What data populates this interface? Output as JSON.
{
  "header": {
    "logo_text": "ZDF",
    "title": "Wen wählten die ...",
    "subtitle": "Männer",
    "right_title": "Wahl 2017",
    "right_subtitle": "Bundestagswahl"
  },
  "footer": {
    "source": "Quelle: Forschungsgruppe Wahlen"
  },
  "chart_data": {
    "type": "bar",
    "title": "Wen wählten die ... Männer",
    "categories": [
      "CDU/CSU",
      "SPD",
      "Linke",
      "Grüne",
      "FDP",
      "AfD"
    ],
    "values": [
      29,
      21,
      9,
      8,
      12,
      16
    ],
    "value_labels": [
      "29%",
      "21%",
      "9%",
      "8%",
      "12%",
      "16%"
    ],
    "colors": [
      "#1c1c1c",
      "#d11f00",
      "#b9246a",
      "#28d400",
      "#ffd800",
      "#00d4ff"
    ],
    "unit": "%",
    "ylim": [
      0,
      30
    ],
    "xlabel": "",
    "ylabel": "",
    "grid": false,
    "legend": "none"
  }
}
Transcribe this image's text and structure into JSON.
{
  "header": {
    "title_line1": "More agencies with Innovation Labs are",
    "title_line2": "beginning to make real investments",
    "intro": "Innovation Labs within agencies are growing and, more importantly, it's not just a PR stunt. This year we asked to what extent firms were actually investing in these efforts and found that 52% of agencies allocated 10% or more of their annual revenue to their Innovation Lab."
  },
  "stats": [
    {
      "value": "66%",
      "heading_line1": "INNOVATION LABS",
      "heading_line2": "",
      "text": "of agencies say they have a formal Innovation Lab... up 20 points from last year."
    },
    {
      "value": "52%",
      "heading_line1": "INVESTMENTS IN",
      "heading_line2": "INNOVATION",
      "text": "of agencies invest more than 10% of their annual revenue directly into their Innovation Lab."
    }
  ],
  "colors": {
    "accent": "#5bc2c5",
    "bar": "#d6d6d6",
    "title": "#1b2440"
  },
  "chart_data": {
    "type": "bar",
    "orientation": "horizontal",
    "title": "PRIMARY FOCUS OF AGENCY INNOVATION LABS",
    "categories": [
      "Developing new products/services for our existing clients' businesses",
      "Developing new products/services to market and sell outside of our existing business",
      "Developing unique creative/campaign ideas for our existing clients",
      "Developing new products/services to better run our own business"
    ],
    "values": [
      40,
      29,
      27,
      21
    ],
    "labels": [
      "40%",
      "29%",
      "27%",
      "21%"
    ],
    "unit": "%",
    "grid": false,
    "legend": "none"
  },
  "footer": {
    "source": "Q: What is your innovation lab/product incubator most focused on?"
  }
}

________

REQUIREMENTS: Read through the entries and copy every line that includes "year".

RESPONSE TO THE TASK:
    "intro": "Innovation Labs within agencies are growing and, more importantly, it's not just a PR stunt. This year we asked to what extent firms were actually investing in these efforts and found that 52% of agencies allocated 10% or more of their annual revenue to their Innovation Lab."
      "text": "of agencies say they have a formal Innovation Lab... up 20 points from last year."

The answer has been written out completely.